RECORDS TO PROCESS =>
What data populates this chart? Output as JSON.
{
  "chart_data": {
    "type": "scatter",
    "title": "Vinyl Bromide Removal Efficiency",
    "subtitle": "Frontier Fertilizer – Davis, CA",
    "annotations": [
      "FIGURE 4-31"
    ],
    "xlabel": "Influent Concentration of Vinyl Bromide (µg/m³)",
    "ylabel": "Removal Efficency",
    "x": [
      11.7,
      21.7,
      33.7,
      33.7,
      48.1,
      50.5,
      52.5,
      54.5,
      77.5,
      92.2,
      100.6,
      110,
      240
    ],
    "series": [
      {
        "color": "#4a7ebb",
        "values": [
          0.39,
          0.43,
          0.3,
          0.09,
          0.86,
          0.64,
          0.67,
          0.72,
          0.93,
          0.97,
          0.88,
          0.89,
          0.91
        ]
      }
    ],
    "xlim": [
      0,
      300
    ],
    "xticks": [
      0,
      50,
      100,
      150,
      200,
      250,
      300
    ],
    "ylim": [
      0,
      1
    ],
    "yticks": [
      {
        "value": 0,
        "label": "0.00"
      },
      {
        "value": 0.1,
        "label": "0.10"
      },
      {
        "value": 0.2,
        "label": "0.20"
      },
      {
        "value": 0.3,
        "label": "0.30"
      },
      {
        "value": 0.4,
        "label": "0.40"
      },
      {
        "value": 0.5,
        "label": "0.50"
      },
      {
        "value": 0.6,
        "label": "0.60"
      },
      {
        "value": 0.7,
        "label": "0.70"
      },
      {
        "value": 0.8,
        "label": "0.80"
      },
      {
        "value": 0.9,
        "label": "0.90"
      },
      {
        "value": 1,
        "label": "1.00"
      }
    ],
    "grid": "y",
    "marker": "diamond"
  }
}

WHAT YOU SHOULD DO => Only lines that contain the word "Bromide" are wanted; copy each of them.

RIGHT ANSWER =>
    "title": "Vinyl Bromide Removal Efficiency",
    "xlabel": "Influent Concentration of Vinyl Bromide (µg/m³)",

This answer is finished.